**GIVEN EXERCISE**:
Leave out the pictures; transcribe all else exactly.

**TASK DATA**:
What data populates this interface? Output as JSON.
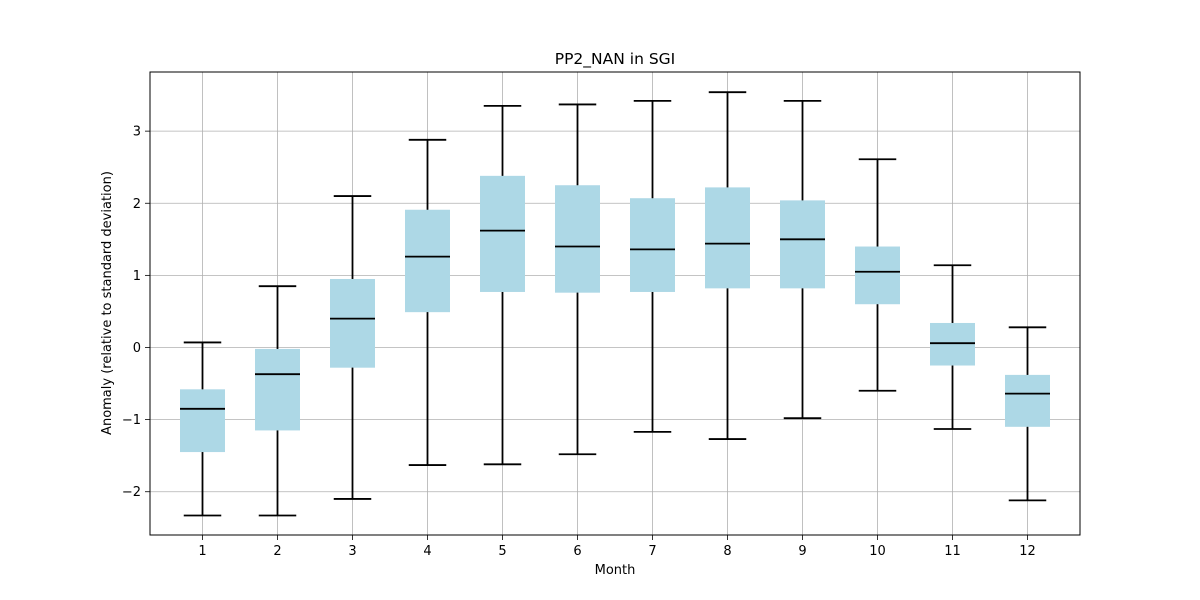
{
  "chart_data": {
    "type": "boxplot",
    "title": "PP2_NAN in SGI",
    "xlabel": "Month",
    "ylabel": "Anomaly (relative to standard deviation)",
    "categories": [
      "1",
      "2",
      "3",
      "4",
      "5",
      "6",
      "7",
      "8",
      "9",
      "10",
      "11",
      "12"
    ],
    "yticks": [
      -2,
      -1,
      0,
      1,
      2,
      3
    ],
    "ytick_labels": [
      "−2",
      "−1",
      "0",
      "1",
      "2",
      "3"
    ],
    "ylim": [
      -2.6,
      3.82
    ],
    "grid": true,
    "box_color": "#add8e6",
    "line_color": "#000000",
    "grid_color": "#b0b0b0",
    "boxes": [
      {
        "whislo": -2.33,
        "q1": -1.45,
        "med": -0.85,
        "q3": -0.58,
        "whishi": 0.07
      },
      {
        "whislo": -2.33,
        "q1": -1.15,
        "med": -0.37,
        "q3": -0.02,
        "whishi": 0.85
      },
      {
        "whislo": -2.1,
        "q1": -0.28,
        "med": 0.4,
        "q3": 0.95,
        "whishi": 2.1
      },
      {
        "whislo": -1.63,
        "q1": 0.49,
        "med": 1.26,
        "q3": 1.91,
        "whishi": 2.88
      },
      {
        "whislo": -1.62,
        "q1": 0.77,
        "med": 1.62,
        "q3": 2.38,
        "whishi": 3.35
      },
      {
        "whislo": -1.48,
        "q1": 0.76,
        "med": 1.4,
        "q3": 2.25,
        "whishi": 3.37
      },
      {
        "whislo": -1.17,
        "q1": 0.77,
        "med": 1.36,
        "q3": 2.07,
        "whishi": 3.42
      },
      {
        "whislo": -1.27,
        "q1": 0.82,
        "med": 1.44,
        "q3": 2.22,
        "whishi": 3.54
      },
      {
        "whislo": -0.98,
        "q1": 0.82,
        "med": 1.5,
        "q3": 2.04,
        "whishi": 3.42
      },
      {
        "whislo": -0.6,
        "q1": 0.6,
        "med": 1.05,
        "q3": 1.4,
        "whishi": 2.61
      },
      {
        "whislo": -1.13,
        "q1": -0.25,
        "med": 0.06,
        "q3": 0.34,
        "whishi": 1.14
      },
      {
        "whislo": -2.12,
        "q1": -1.1,
        "med": -0.64,
        "q3": -0.38,
        "whishi": 0.28
      }
    ]
  }
}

**EXERCISE ANSWER**:
What data populates this interface? Output as JSON.
{
  "chart_data": {
    "type": "boxplot",
    "title": "PP2_NAN in SGI",
    "xlabel": "Month",
    "ylabel": "Anomaly (relative to standard deviation)",
    "categories": [
      "1",
      "2",
      "3",
      "4",
      "5",
      "6",
      "7",
      "8",
      "9",
      "10",
      "11",
      "12"
    ],
    "yticks": [
      -2,
      -1,
      0,
      1,
      2,
      3
    ],
    "ytick_labels": [
      "−2",
      "−1",
      "0",
      "1",
      "2",
      "3"
    ],
    "ylim": [
      -2.6,
      3.82
    ],
    "grid": true,
    "box_color": "#add8e6",
    "line_color": "#000000",
    "grid_color": "#b0b0b0",
    "boxes": [
      {
        "whislo": -2.33,
        "q1": -1.45,
        "med": -0.85,
        "q3": -0.58,
        "whishi": 0.07
      },
      {
        "whislo": -2.33,
        "q1": -1.15,
        "med": -0.37,
        "q3": -0.02,
        "whishi": 0.85
      },
      {
        "whislo": -2.1,
        "q1": -0.28,
        "med": 0.4,
        "q3": 0.95,
        "whishi": 2.1
      },
      {
        "whislo": -1.63,
        "q1": 0.49,
        "med": 1.26,
        "q3": 1.91,
        "whishi": 2.88
      },
      {
        "whislo": -1.62,
        "q1": 0.77,
        "med": 1.62,
        "q3": 2.38,
        "whishi": 3.35
      },
      {
        "whislo": -1.48,
        "q1": 0.76,
        "med": 1.4,
        "q3": 2.25,
        "whishi": 3.37
      },
      {
        "whislo": -1.17,
        "q1": 0.77,
        "med": 1.36,
        "q3": 2.07,
        "whishi": 3.42
      },
      {
        "whislo": -1.27,
        "q1": 0.82,
        "med": 1.44,
        "q3": 2.22,
        "whishi": 3.54
      },
      {
        "whislo": -0.98,
        "q1": 0.82,
        "med": 1.5,
        "q3": 2.04,
        "whishi": 3.42
      },
      {
        "whislo": -0.6,
        "q1": 0.6,
        "med": 1.05,
        "q3": 1.4,
        "whishi": 2.61
      },
      {
        "whislo": -1.13,
        "q1": -0.25,
        "med": 0.06,
        "q3": 0.34,
        "whishi": 1.14
      },
      {
        "whislo": -2.12,
        "q1": -1.1,
        "med": -0.64,
        "q3": -0.38,
        "whishi": 0.28
      }
    ]
  }
}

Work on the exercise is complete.